• _Exercise description_:
Each line of the records needs to be written out exactly, with any image left out.

Start of Records for processing

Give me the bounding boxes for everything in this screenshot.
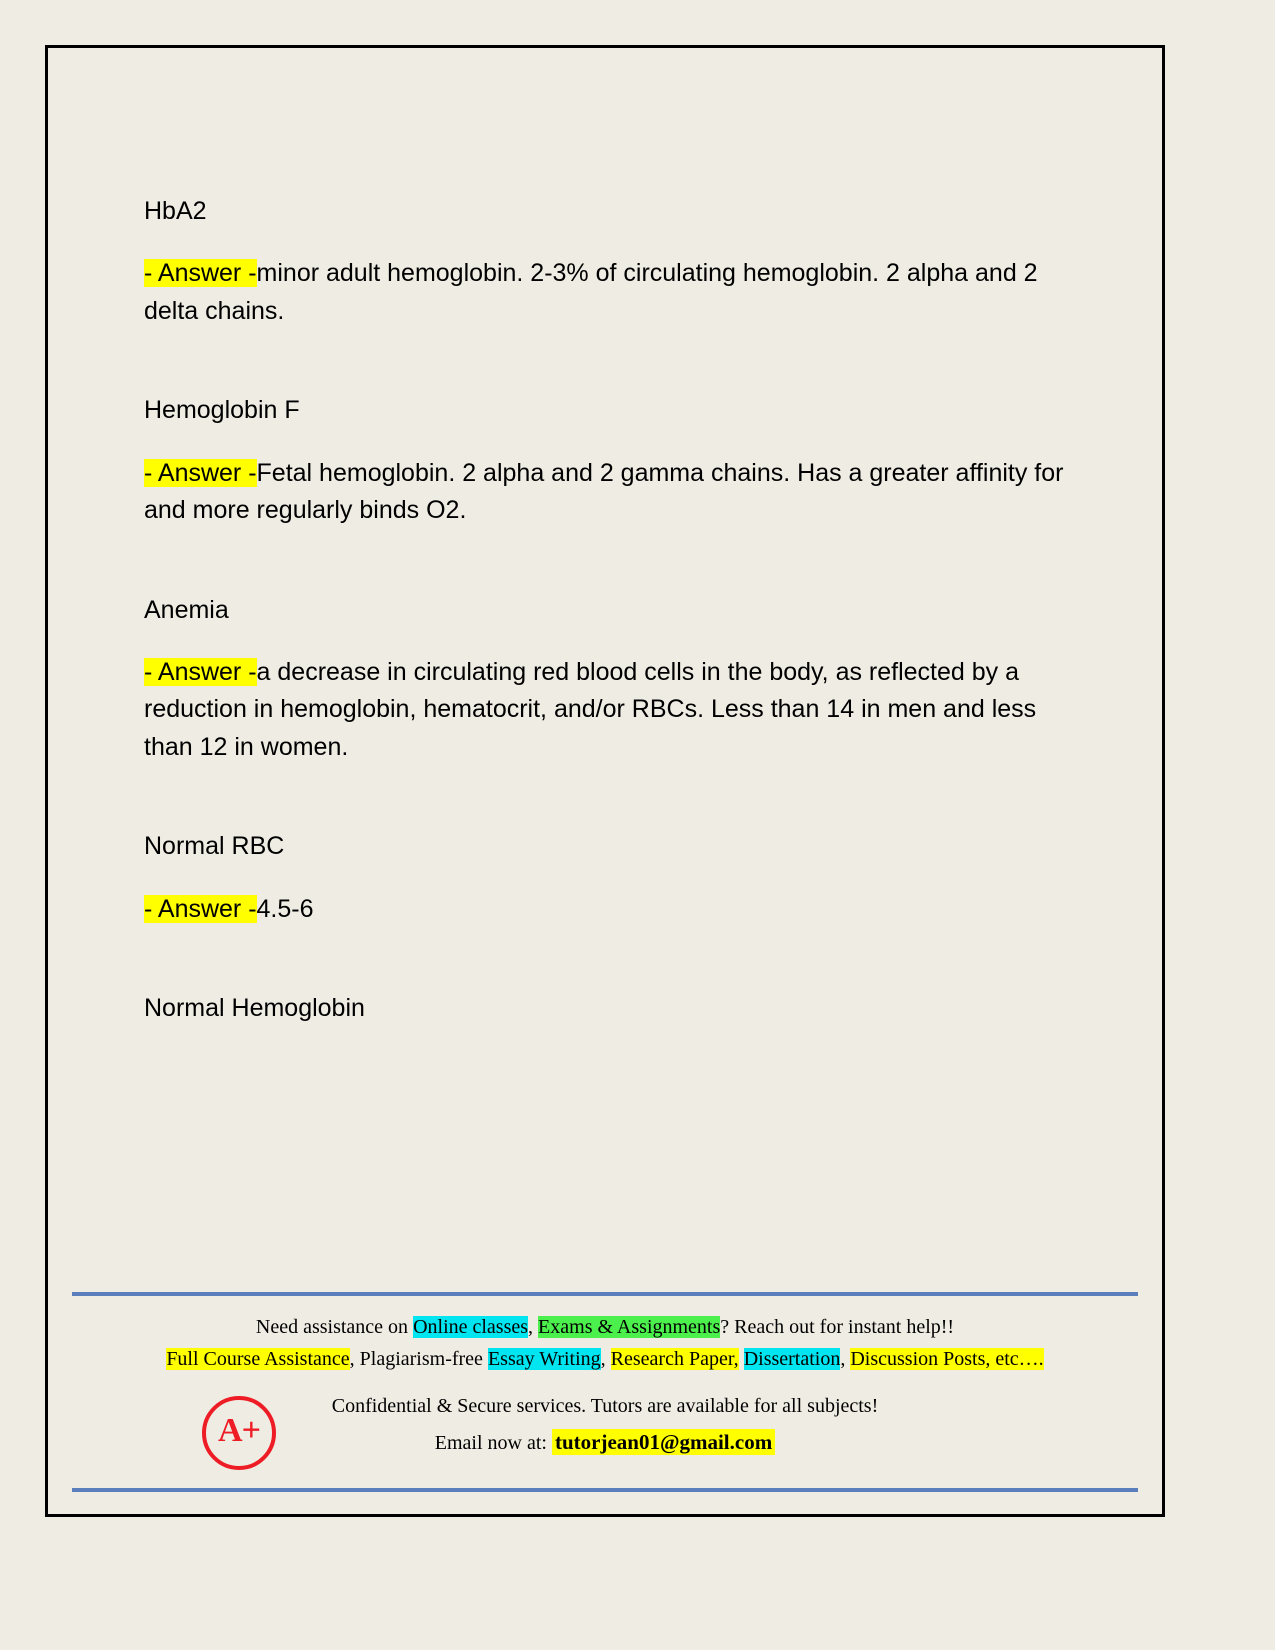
answer-tag: - Answer - bbox=[144, 259, 257, 288]
document-page bbox=[45, 45, 1165, 1517]
answer-line bbox=[144, 255, 1074, 330]
term-label: Anemia bbox=[144, 595, 229, 624]
footer-research-paper: Research Paper, bbox=[610, 1348, 739, 1370]
answer-line bbox=[144, 455, 1074, 530]
notes-content bbox=[144, 193, 1074, 1088]
qa-block bbox=[144, 392, 1074, 529]
footer-full-course: Full Course Assistance bbox=[166, 1348, 350, 1370]
footer-dissertation: Dissertation bbox=[743, 1348, 841, 1370]
footer-line2-sep2: , bbox=[600, 1348, 611, 1370]
term-label: Hemoglobin F bbox=[144, 396, 300, 425]
answer-text: a decrease in circulating red blood cells in the body, as reflected by a reduction in hemoglobin, hematocrit, and/or RBCs. Less than 14 in men and less than 12 in women. bbox=[144, 657, 1037, 761]
footer-lower bbox=[72, 1390, 1138, 1474]
qa-block bbox=[144, 592, 1074, 767]
footer-divider-bottom bbox=[72, 1488, 1138, 1492]
answer-line bbox=[144, 654, 1074, 767]
footer-line2-sep3 bbox=[739, 1348, 744, 1370]
footer-divider-top bbox=[72, 1292, 1138, 1296]
answer-tag: - Answer - bbox=[144, 458, 257, 487]
footer-line1-part2: ? Reach out for instant help!! bbox=[720, 1316, 955, 1338]
footer-exams-assignments: Exams & Assignments bbox=[538, 1316, 721, 1338]
qa-block bbox=[144, 193, 1074, 330]
footer-line1-part1: Need assistance on bbox=[255, 1316, 414, 1338]
footer-essay-writing: Essay Writing bbox=[487, 1348, 601, 1370]
email-prefix: Email now at: bbox=[434, 1432, 547, 1454]
footer-line-2 bbox=[72, 1344, 1138, 1374]
answer-tag: - Answer - bbox=[144, 894, 257, 923]
email-address[interactable]: tutorjean01@gmail.com bbox=[552, 1429, 775, 1455]
footer-discussion-posts: Discussion Posts, etc…. bbox=[850, 1348, 1044, 1370]
answer-line bbox=[144, 891, 1074, 929]
footer-upper-text bbox=[72, 1312, 1138, 1374]
footer-line2-sep4: , bbox=[840, 1348, 851, 1370]
footer-line2-sep1: , Plagiarism-free bbox=[349, 1348, 488, 1370]
answer-text: Fetal hemoglobin. 2 alpha and 2 gamma chains. Has a greater affinity for and more regularly binds O2. bbox=[144, 458, 1064, 524]
promo-footer bbox=[72, 1292, 1138, 1492]
footer-line1-comma: , bbox=[528, 1316, 539, 1338]
qa-block bbox=[144, 828, 1074, 928]
footer-line-3: Confidential & Secure services. Tutors are available for all subjects! bbox=[331, 1395, 879, 1417]
answer-text: minor adult hemoglobin. 2-3% of circulating hemoglobin. 2 alpha and 2 delta chains. bbox=[144, 259, 1038, 325]
answer-text: 4.5-6 bbox=[256, 894, 314, 923]
term-label: HbA2 bbox=[144, 197, 207, 225]
term-label: Normal RBC bbox=[144, 832, 285, 861]
footer-online-classes: Online classes bbox=[413, 1316, 529, 1338]
answer-tag: - Answer - bbox=[144, 657, 257, 686]
a-plus-grade-icon: A+ bbox=[202, 1396, 276, 1470]
footer-line-1 bbox=[72, 1312, 1138, 1342]
qa-block bbox=[144, 990, 1074, 1026]
term-label: Normal Hemoglobin bbox=[144, 994, 365, 1022]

End of Records for processing

• _Answer box_:
Give me the bounding boxes for everything in this screenshot.
answer-tag: - Answer - bbox=[144, 259, 257, 288]
document-page bbox=[45, 45, 1165, 1517]
answer-line bbox=[144, 255, 1074, 330]
term-label: Anemia bbox=[144, 595, 229, 624]
footer-research-paper: Research Paper, bbox=[610, 1348, 739, 1370]
answer-line bbox=[144, 455, 1074, 530]
notes-content bbox=[144, 193, 1074, 1088]
qa-block bbox=[144, 392, 1074, 529]
footer-full-course: Full Course Assistance bbox=[166, 1348, 350, 1370]
footer-dissertation: Dissertation bbox=[743, 1348, 841, 1370]
footer-line2-sep2: , bbox=[600, 1348, 611, 1370]
term-label: Hemoglobin F bbox=[144, 396, 300, 425]
answer-text: a decrease in circulating red blood cells in the body, as reflected by a reduction in hemoglobin, hematocrit, and/or RBCs. Less than 14 in men and less than 12 in women. bbox=[144, 657, 1037, 761]
footer-lower bbox=[72, 1390, 1138, 1474]
qa-block bbox=[144, 592, 1074, 767]
footer-divider-bottom bbox=[72, 1488, 1138, 1492]
answer-line bbox=[144, 654, 1074, 767]
footer-line2-sep3 bbox=[739, 1348, 744, 1370]
footer-divider-top bbox=[72, 1292, 1138, 1296]
answer-tag: - Answer - bbox=[144, 458, 257, 487]
footer-line1-part2: ? Reach out for instant help!! bbox=[720, 1316, 955, 1338]
footer-exams-assignments: Exams & Assignments bbox=[538, 1316, 721, 1338]
qa-block bbox=[144, 193, 1074, 330]
footer-line1-part1: Need assistance on bbox=[255, 1316, 414, 1338]
footer-essay-writing: Essay Writing bbox=[487, 1348, 601, 1370]
email-prefix: Email now at: bbox=[434, 1432, 547, 1454]
footer-line-2 bbox=[72, 1344, 1138, 1374]
answer-tag: - Answer - bbox=[144, 894, 257, 923]
email-address[interactable]: tutorjean01@gmail.com bbox=[552, 1429, 775, 1455]
footer-discussion-posts: Discussion Posts, etc…. bbox=[850, 1348, 1044, 1370]
answer-line bbox=[144, 891, 1074, 929]
footer-upper-text bbox=[72, 1312, 1138, 1374]
footer-line2-sep4: , bbox=[840, 1348, 851, 1370]
footer-line2-sep1: , Plagiarism-free bbox=[349, 1348, 488, 1370]
answer-text: Fetal hemoglobin. 2 alpha and 2 gamma chains. Has a greater affinity for and more regularly binds O2. bbox=[144, 458, 1064, 524]
promo-footer bbox=[72, 1292, 1138, 1492]
footer-line1-comma: , bbox=[528, 1316, 539, 1338]
qa-block bbox=[144, 828, 1074, 928]
footer-line-3: Confidential & Secure services. Tutors are available for all subjects! bbox=[331, 1395, 879, 1417]
answer-text: minor adult hemoglobin. 2-3% of circulating hemoglobin. 2 alpha and 2 delta chains. bbox=[144, 259, 1038, 325]
answer-text: 4.5-6 bbox=[256, 894, 314, 923]
term-label: HbA2 bbox=[144, 197, 207, 225]
term-label: Normal RBC bbox=[144, 832, 285, 861]
footer-online-classes: Online classes bbox=[413, 1316, 529, 1338]
answer-tag: - Answer - bbox=[144, 657, 257, 686]
a-plus-grade-icon: A+ bbox=[202, 1396, 276, 1470]
footer-line-1 bbox=[72, 1312, 1138, 1342]
qa-block bbox=[144, 990, 1074, 1026]
term-label: Normal Hemoglobin bbox=[144, 994, 365, 1022]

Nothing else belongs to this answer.